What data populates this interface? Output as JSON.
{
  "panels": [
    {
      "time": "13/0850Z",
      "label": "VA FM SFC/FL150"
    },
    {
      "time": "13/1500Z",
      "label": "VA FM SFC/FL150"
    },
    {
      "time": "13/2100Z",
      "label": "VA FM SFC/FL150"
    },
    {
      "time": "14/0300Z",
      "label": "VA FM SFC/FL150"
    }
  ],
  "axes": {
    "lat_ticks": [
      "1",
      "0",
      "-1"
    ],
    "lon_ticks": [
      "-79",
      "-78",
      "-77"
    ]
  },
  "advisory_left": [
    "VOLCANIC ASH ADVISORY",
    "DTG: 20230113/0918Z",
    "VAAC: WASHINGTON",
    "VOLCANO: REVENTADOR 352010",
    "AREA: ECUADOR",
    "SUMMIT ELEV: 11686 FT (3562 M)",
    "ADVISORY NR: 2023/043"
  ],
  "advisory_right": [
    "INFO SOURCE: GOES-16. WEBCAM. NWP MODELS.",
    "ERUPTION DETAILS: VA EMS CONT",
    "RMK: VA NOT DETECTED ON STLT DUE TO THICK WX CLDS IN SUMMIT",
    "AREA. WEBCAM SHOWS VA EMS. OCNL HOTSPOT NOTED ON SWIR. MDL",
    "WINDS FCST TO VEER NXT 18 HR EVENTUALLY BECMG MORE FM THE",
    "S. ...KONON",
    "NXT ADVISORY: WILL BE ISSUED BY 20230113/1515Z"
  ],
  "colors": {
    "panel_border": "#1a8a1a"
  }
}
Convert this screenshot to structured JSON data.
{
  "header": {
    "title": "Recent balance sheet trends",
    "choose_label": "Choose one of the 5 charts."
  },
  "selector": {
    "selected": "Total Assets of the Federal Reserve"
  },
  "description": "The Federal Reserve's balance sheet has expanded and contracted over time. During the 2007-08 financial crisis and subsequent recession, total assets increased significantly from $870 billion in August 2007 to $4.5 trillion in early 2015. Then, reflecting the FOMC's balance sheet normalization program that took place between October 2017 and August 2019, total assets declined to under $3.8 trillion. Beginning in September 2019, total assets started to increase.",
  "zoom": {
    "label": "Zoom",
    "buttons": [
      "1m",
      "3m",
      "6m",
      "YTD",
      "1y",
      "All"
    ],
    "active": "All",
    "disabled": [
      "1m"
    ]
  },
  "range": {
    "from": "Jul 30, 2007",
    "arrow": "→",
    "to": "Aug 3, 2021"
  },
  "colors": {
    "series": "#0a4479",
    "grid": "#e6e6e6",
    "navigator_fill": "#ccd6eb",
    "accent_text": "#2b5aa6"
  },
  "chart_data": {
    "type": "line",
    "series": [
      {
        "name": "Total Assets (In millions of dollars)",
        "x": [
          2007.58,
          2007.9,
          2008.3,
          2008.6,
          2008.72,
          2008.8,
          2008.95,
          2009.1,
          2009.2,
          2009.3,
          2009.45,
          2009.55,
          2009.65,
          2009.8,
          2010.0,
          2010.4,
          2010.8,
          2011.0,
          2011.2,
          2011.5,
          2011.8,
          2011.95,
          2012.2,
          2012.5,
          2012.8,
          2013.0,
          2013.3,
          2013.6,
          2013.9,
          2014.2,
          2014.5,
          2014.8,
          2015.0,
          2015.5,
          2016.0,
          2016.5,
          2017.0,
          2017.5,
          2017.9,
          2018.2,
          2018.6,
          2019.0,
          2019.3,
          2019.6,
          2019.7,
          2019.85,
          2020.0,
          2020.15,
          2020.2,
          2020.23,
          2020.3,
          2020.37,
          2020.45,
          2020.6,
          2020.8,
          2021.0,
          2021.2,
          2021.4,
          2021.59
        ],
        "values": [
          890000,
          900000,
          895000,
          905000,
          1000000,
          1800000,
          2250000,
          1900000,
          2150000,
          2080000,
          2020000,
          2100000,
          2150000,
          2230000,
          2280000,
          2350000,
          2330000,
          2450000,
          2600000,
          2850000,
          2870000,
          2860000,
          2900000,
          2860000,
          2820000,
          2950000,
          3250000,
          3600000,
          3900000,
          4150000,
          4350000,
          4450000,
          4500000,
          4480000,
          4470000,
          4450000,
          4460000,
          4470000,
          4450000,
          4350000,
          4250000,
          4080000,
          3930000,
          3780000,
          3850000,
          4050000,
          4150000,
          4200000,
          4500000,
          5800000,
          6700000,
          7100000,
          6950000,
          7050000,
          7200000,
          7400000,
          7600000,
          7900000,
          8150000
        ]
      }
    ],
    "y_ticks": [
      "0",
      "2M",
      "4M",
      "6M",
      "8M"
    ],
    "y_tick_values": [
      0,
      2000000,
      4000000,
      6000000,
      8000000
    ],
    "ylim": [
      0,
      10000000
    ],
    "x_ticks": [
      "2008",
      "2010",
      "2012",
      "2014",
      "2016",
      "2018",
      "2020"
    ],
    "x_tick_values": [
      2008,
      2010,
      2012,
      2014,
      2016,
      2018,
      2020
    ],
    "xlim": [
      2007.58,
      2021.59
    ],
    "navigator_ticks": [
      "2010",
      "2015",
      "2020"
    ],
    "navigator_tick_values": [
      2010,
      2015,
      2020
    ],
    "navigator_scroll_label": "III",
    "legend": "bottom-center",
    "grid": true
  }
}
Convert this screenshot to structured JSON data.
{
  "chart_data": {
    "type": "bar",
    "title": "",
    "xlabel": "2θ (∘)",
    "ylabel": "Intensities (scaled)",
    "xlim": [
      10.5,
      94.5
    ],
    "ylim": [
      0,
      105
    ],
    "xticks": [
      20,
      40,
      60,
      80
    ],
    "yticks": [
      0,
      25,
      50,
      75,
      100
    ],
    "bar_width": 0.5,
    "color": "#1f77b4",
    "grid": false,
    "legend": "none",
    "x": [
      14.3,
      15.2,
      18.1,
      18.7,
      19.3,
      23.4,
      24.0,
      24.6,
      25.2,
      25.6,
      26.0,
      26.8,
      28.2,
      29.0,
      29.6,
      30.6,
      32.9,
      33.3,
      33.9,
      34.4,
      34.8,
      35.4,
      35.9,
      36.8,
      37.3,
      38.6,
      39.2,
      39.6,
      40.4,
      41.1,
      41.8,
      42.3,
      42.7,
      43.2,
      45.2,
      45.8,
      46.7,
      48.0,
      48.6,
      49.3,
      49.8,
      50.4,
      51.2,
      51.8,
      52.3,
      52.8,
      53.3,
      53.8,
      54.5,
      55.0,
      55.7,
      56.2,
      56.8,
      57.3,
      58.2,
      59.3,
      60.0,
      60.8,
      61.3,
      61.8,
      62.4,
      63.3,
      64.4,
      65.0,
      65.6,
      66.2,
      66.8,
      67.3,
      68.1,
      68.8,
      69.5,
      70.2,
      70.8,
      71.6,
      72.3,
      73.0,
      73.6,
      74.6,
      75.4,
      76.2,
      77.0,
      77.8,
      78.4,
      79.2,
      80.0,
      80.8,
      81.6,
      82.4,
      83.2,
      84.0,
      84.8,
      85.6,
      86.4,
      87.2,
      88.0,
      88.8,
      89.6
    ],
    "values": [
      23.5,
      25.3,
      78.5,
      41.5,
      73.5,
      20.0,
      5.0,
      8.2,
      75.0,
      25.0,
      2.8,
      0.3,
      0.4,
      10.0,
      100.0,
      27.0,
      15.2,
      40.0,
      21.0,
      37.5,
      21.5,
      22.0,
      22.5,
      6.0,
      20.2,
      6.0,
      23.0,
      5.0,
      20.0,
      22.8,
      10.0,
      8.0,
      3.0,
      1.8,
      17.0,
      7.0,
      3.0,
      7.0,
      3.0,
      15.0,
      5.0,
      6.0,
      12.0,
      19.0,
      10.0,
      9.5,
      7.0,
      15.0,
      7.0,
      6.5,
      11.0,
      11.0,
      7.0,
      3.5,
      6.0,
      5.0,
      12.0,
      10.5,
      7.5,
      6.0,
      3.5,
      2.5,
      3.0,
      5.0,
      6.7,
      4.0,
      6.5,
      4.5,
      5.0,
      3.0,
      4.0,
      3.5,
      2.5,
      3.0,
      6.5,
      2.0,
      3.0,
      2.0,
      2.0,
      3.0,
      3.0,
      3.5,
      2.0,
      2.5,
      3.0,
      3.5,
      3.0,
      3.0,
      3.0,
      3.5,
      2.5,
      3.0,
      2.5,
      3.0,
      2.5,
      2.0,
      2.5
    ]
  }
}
● ● ● ●
— AIM —
Take every line from the records above that has the word "SUMMIT" and copy it.

— SOLUTION TO THE PROBLEM —
    "SUMMIT ELEV: 11686 FT (3562 M)",
    "RMK: VA NOT DETECTED ON STLT DUE TO THICK WX CLDS IN SUMMIT",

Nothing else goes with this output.